# Given task
In your copy, reproduce the entries exactly as they are, minus the images.

# Material to process
☆ ☆ ☆

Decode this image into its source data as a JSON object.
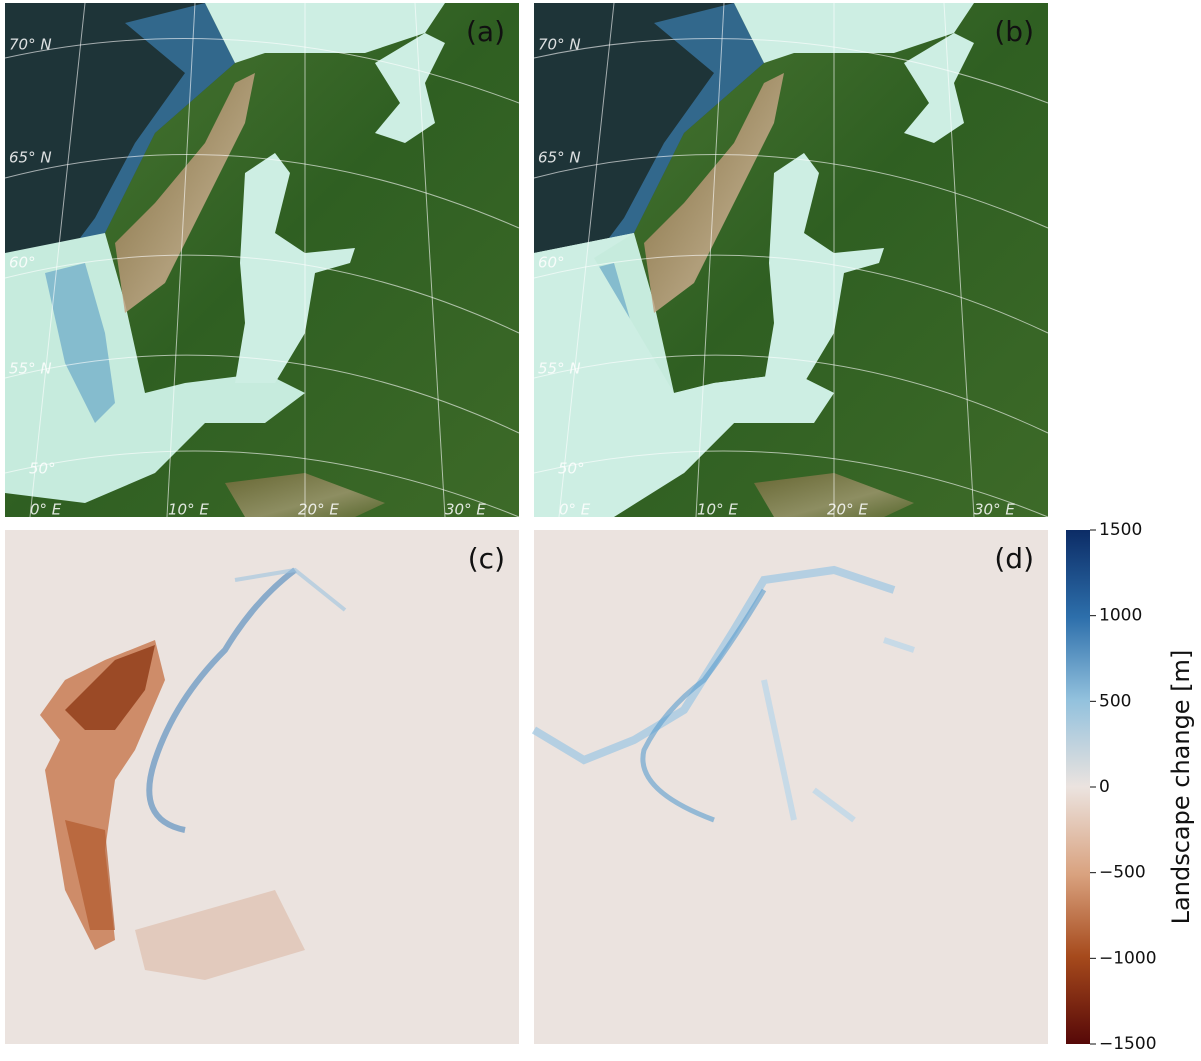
{
  "panels": [
    {
      "label": "(a)",
      "lat_labels": [
        "70° N",
        "65° N",
        "60°",
        "55° N",
        "50°"
      ],
      "lon_labels": [
        "0° E",
        "10° E",
        "20° E",
        "30° E"
      ]
    },
    {
      "label": "(b)",
      "lat_labels": [
        "70° N",
        "65° N",
        "60°",
        "55° N",
        "50°"
      ],
      "lon_labels": [
        "0° E",
        "10° E",
        "20° E",
        "30° E"
      ]
    },
    {
      "label": "(c)"
    },
    {
      "label": "(d)"
    }
  ],
  "colorbar": {
    "label": "Landscape change [m]",
    "lim": [
      -1500,
      1500
    ],
    "ticks": [
      {
        "value": 1500,
        "label": "1500"
      },
      {
        "value": 1000,
        "label": "1000"
      },
      {
        "value": 500,
        "label": "500"
      },
      0,
      {
        "value": -500,
        "label": "−500"
      },
      {
        "value": -1000,
        "label": "−1000"
      },
      {
        "value": -1500,
        "label": "−1500"
      }
    ]
  }
}
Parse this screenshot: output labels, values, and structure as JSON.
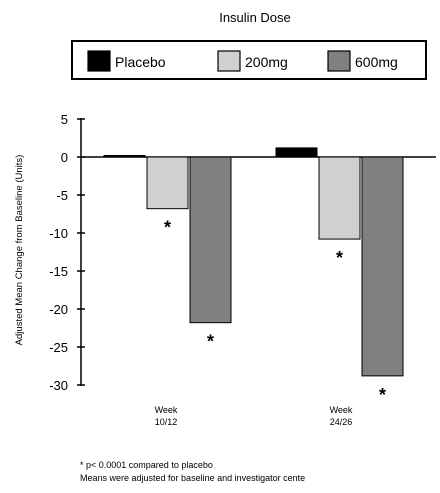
{
  "chart_data": {
    "type": "bar",
    "title": "Insulin Dose",
    "ylabel": "Adjusted Mean Change from Baseline (Units)",
    "xlabel": "",
    "ylim": [
      -30,
      5
    ],
    "yticks": [
      "5",
      "0",
      "-5",
      "-10",
      "-15",
      "-20",
      "-25",
      "-30"
    ],
    "categories": [
      {
        "line1": "Week",
        "line2": "10/12"
      },
      {
        "line1": "Week",
        "line2": "24/26"
      }
    ],
    "legend_position": "top",
    "series": [
      {
        "name": "Placebo",
        "color": "#000000",
        "values": [
          0.2,
          1.2
        ],
        "significant": [
          false,
          false
        ]
      },
      {
        "name": "200mg",
        "color": "#d0d0d0",
        "values": [
          -6.8,
          -10.8
        ],
        "significant": [
          true,
          true
        ]
      },
      {
        "name": "600mg",
        "color": "#808080",
        "values": [
          -21.8,
          -28.8
        ],
        "significant": [
          true,
          true
        ]
      }
    ],
    "significance_marker": "*",
    "footnotes": [
      "* p< 0.0001 compared to placebo",
      "Means were adjusted for baseline and investigator cente"
    ]
  }
}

☆ ☆ ☆

# Correct response
Decode this image into its source data as a JSON object.
{
  "panels": [
    {
      "label": "(a)",
      "lat_labels": [
        "70° N",
        "65° N",
        "60°",
        "55° N",
        "50°"
      ],
      "lon_labels": [
        "0° E",
        "10° E",
        "20° E",
        "30° E"
      ]
    },
    {
      "label": "(b)",
      "lat_labels": [
        "70° N",
        "65° N",
        "60°",
        "55° N",
        "50°"
      ],
      "lon_labels": [
        "0° E",
        "10° E",
        "20° E",
        "30° E"
      ]
    },
    {
      "label": "(c)"
    },
    {
      "label": "(d)"
    }
  ],
  "colorbar": {
    "label": "Landscape change [m]",
    "lim": [
      -1500,
      1500
    ],
    "ticks": [
      {
        "value": 1500,
        "label": "1500"
      },
      {
        "value": 1000,
        "label": "1000"
      },
      {
        "value": 500,
        "label": "500"
      },
      0,
      {
        "value": -500,
        "label": "−500"
      },
      {
        "value": -1000,
        "label": "−1000"
      },
      {
        "value": -1500,
        "label": "−1500"
      }
    ]
  }
}
Parse this screenshot: output labels, values, and structure as JSON.
{
  "chart_data": {
    "type": "bar",
    "title": "Insulin Dose",
    "ylabel": "Adjusted Mean Change from Baseline (Units)",
    "xlabel": "",
    "ylim": [
      -30,
      5
    ],
    "yticks": [
      "5",
      "0",
      "-5",
      "-10",
      "-15",
      "-20",
      "-25",
      "-30"
    ],
    "categories": [
      {
        "line1": "Week",
        "line2": "10/12"
      },
      {
        "line1": "Week",
        "line2": "24/26"
      }
    ],
    "legend_position": "top",
    "series": [
      {
        "name": "Placebo",
        "color": "#000000",
        "values": [
          0.2,
          1.2
        ],
        "significant": [
          false,
          false
        ]
      },
      {
        "name": "200mg",
        "color": "#d0d0d0",
        "values": [
          -6.8,
          -10.8
        ],
        "significant": [
          true,
          true
        ]
      },
      {
        "name": "600mg",
        "color": "#808080",
        "values": [
          -21.8,
          -28.8
        ],
        "significant": [
          true,
          true
        ]
      }
    ],
    "significance_marker": "*",
    "footnotes": [
      "* p< 0.0001 compared to placebo",
      "Means were adjusted for baseline and investigator cente"
    ]
  }
}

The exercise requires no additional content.